— begin RECORDED INFORMATION —

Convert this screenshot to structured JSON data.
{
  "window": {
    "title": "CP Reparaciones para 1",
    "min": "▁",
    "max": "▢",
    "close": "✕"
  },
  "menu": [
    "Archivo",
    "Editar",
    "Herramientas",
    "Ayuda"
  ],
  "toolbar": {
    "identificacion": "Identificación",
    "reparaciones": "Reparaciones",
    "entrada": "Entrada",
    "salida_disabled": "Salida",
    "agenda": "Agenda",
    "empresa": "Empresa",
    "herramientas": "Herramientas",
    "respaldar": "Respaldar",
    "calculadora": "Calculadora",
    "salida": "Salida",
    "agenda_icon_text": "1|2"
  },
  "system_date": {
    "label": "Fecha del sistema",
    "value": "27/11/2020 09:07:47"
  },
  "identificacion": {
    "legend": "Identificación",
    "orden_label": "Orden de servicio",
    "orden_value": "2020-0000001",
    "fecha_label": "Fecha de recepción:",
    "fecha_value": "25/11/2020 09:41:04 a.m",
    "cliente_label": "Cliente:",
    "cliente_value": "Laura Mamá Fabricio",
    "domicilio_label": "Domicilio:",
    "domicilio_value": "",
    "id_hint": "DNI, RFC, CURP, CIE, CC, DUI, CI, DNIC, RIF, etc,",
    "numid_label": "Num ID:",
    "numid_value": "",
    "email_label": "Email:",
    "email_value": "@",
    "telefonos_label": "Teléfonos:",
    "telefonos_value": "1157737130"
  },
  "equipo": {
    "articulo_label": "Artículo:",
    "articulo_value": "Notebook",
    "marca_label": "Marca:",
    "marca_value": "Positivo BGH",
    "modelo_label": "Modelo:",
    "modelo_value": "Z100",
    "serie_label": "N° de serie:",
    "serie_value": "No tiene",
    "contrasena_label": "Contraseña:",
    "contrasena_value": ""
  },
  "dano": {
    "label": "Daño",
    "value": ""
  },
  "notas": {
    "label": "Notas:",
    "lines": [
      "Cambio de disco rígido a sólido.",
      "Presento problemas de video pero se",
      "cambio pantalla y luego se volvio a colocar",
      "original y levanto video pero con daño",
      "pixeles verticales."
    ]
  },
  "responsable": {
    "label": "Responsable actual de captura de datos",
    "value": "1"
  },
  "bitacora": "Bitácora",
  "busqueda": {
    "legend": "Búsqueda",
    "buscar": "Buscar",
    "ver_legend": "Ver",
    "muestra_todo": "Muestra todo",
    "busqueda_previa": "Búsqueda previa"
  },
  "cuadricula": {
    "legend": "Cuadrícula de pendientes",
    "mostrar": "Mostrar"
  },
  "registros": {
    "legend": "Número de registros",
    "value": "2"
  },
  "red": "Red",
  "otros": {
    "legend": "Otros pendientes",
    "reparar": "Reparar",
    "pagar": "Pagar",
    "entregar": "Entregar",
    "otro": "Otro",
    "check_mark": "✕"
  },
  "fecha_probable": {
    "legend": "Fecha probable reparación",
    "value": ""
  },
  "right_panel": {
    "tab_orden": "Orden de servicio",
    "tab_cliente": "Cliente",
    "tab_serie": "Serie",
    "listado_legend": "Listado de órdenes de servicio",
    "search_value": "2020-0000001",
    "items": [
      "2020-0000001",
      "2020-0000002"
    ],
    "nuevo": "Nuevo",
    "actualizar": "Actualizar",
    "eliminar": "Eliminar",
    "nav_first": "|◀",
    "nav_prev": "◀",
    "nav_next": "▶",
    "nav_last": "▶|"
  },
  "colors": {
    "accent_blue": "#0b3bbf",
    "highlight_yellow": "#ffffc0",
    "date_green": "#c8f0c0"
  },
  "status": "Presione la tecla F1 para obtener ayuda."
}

— end RECORDED INFORMATION —

__EXERCISE REQUIREMENTS__.
Exactly as written, please output every entry.

__CORRECT OUTPUT__.
Convert this screenshot to structured JSON data.
{
  "window": {
    "title": "CP Reparaciones para 1",
    "min": "▁",
    "max": "▢",
    "close": "✕"
  },
  "menu": [
    "Archivo",
    "Editar",
    "Herramientas",
    "Ayuda"
  ],
  "toolbar": {
    "identificacion": "Identificación",
    "reparaciones": "Reparaciones",
    "entrada": "Entrada",
    "salida_disabled": "Salida",
    "agenda": "Agenda",
    "empresa": "Empresa",
    "herramientas": "Herramientas",
    "respaldar": "Respaldar",
    "calculadora": "Calculadora",
    "salida": "Salida",
    "agenda_icon_text": "1|2"
  },
  "system_date": {
    "label": "Fecha del sistema",
    "value": "27/11/2020 09:07:47"
  },
  "identificacion": {
    "legend": "Identificación",
    "orden_label": "Orden de servicio",
    "orden_value": "2020-0000001",
    "fecha_label": "Fecha de recepción:",
    "fecha_value": "25/11/2020 09:41:04 a.m",
    "cliente_label": "Cliente:",
    "cliente_value": "Laura Mamá Fabricio",
    "domicilio_label": "Domicilio:",
    "domicilio_value": "",
    "id_hint": "DNI, RFC, CURP, CIE, CC, DUI, CI, DNIC, RIF, etc,",
    "numid_label": "Num ID:",
    "numid_value": "",
    "email_label": "Email:",
    "email_value": "@",
    "telefonos_label": "Teléfonos:",
    "telefonos_value": "1157737130"
  },
  "equipo": {
    "articulo_label": "Artículo:",
    "articulo_value": "Notebook",
    "marca_label": "Marca:",
    "marca_value": "Positivo BGH",
    "modelo_label": "Modelo:",
    "modelo_value": "Z100",
    "serie_label": "N° de serie:",
    "serie_value": "No tiene",
    "contrasena_label": "Contraseña:",
    "contrasena_value": ""
  },
  "dano": {
    "label": "Daño",
    "value": ""
  },
  "notas": {
    "label": "Notas:",
    "lines": [
      "Cambio de disco rígido a sólido.",
      "Presento problemas de video pero se",
      "cambio pantalla y luego se volvio a colocar",
      "original y levanto video pero con daño",
      "pixeles verticales."
    ]
  },
  "responsable": {
    "label": "Responsable actual de captura de datos",
    "value": "1"
  },
  "bitacora": "Bitácora",
  "busqueda": {
    "legend": "Búsqueda",
    "buscar": "Buscar",
    "ver_legend": "Ver",
    "muestra_todo": "Muestra todo",
    "busqueda_previa": "Búsqueda previa"
  },
  "cuadricula": {
    "legend": "Cuadrícula de pendientes",
    "mostrar": "Mostrar"
  },
  "registros": {
    "legend": "Número de registros",
    "value": "2"
  },
  "red": "Red",
  "otros": {
    "legend": "Otros pendientes",
    "reparar": "Reparar",
    "pagar": "Pagar",
    "entregar": "Entregar",
    "otro": "Otro",
    "check_mark": "✕"
  },
  "fecha_probable": {
    "legend": "Fecha probable reparación",
    "value": ""
  },
  "right_panel": {
    "tab_orden": "Orden de servicio",
    "tab_cliente": "Cliente",
    "tab_serie": "Serie",
    "listado_legend": "Listado de órdenes de servicio",
    "search_value": "2020-0000001",
    "items": [
      "2020-0000001",
      "2020-0000002"
    ],
    "nuevo": "Nuevo",
    "actualizar": "Actualizar",
    "eliminar": "Eliminar",
    "nav_first": "|◀",
    "nav_prev": "◀",
    "nav_next": "▶",
    "nav_last": "▶|"
  },
  "colors": {
    "accent_blue": "#0b3bbf",
    "highlight_yellow": "#ffffc0",
    "date_green": "#c8f0c0"
  },
  "status": "Presione la tecla F1 para obtener ayuda."
}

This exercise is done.